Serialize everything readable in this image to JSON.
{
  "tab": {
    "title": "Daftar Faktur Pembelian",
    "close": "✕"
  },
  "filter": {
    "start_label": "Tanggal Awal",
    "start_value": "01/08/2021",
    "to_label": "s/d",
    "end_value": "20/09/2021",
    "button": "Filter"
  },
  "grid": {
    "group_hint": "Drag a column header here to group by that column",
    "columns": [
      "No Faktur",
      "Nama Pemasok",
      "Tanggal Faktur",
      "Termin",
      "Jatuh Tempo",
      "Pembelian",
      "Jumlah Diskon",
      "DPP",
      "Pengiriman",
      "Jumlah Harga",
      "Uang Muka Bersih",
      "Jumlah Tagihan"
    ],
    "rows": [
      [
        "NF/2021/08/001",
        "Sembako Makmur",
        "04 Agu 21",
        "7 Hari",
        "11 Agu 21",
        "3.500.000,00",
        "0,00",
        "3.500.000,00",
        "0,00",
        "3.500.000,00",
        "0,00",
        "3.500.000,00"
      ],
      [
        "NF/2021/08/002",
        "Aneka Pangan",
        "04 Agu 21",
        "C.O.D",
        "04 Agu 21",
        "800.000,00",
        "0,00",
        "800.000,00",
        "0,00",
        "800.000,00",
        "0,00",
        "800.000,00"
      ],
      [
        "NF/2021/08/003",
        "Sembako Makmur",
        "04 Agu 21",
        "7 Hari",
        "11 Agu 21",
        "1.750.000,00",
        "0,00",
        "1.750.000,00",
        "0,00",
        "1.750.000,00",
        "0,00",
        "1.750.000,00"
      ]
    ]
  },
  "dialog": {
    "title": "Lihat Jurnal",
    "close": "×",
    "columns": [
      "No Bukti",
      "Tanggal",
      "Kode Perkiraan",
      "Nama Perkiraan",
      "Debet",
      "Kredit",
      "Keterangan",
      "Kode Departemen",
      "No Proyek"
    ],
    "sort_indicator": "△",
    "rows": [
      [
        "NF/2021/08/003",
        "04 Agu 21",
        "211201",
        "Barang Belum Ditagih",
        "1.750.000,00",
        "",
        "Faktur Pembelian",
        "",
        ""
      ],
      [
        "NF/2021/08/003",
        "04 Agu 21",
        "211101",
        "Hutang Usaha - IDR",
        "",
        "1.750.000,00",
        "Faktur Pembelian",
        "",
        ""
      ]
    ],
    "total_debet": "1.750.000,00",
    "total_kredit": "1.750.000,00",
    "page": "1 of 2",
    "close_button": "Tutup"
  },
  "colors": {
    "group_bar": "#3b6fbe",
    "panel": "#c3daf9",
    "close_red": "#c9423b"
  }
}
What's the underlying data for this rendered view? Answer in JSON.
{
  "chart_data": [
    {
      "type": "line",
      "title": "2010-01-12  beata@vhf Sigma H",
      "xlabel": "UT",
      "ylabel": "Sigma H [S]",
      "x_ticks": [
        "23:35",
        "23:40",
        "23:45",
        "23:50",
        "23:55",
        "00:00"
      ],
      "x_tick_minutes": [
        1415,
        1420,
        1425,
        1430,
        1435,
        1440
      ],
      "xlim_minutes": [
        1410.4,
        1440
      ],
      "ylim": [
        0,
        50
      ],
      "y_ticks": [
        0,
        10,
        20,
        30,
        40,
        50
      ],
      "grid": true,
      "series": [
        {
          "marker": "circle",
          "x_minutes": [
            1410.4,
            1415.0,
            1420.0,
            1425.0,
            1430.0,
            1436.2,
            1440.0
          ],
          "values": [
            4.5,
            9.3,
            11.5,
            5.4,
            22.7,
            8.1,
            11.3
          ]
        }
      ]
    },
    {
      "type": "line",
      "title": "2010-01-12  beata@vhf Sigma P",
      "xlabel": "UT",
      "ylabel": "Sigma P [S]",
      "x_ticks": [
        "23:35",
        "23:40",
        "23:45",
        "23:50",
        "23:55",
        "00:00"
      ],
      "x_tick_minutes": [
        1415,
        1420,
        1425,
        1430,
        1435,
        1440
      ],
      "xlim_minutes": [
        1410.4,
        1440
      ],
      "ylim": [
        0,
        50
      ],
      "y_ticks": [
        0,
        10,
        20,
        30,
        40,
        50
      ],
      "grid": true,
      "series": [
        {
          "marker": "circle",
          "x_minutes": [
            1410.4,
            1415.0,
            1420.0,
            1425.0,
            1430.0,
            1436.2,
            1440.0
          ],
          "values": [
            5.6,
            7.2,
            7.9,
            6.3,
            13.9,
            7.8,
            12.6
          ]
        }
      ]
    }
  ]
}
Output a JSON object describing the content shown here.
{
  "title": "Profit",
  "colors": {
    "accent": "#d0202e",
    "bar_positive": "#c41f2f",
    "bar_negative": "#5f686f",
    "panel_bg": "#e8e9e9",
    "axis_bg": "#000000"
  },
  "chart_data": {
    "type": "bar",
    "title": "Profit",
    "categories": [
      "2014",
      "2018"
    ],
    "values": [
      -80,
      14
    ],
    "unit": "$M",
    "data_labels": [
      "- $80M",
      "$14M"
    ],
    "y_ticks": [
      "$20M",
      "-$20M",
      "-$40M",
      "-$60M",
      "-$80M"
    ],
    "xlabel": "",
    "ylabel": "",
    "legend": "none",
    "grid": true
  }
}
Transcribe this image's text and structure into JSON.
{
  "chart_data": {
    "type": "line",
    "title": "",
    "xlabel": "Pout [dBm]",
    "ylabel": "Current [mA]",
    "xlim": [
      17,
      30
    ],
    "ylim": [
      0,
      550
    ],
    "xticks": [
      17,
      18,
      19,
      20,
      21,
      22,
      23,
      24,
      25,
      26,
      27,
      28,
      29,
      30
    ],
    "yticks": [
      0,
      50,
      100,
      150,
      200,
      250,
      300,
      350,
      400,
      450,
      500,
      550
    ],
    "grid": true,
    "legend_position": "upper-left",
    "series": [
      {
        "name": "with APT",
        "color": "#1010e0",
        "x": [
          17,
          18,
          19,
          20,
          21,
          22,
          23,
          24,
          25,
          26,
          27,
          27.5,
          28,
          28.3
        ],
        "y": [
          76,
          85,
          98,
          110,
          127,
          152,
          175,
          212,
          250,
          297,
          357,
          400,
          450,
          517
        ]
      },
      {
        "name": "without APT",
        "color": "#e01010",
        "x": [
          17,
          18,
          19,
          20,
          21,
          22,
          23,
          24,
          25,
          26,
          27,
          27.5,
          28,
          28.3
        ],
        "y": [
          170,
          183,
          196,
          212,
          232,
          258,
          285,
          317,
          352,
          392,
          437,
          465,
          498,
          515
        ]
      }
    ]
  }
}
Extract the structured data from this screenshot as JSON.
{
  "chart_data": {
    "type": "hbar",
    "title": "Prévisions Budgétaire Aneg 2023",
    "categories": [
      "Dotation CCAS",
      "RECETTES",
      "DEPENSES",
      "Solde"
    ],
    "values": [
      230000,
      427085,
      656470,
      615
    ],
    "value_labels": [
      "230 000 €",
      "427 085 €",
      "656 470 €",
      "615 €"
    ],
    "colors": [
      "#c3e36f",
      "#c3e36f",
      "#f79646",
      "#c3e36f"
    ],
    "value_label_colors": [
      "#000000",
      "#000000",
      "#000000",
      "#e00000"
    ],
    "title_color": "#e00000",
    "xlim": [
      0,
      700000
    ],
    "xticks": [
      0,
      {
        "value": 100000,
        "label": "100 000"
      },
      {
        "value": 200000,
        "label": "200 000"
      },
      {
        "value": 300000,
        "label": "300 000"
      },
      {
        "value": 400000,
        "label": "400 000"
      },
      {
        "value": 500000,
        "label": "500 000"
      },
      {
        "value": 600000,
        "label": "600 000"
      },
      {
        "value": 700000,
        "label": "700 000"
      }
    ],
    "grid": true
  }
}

|---|

Prompt
Check the data for the word "xlabel" and pull out the lines that have it.

Complete output
      "xlabel": "UT",
      "xlabel": "UT",
    "xlabel": "",
    "xlabel": "Pout [dBm]",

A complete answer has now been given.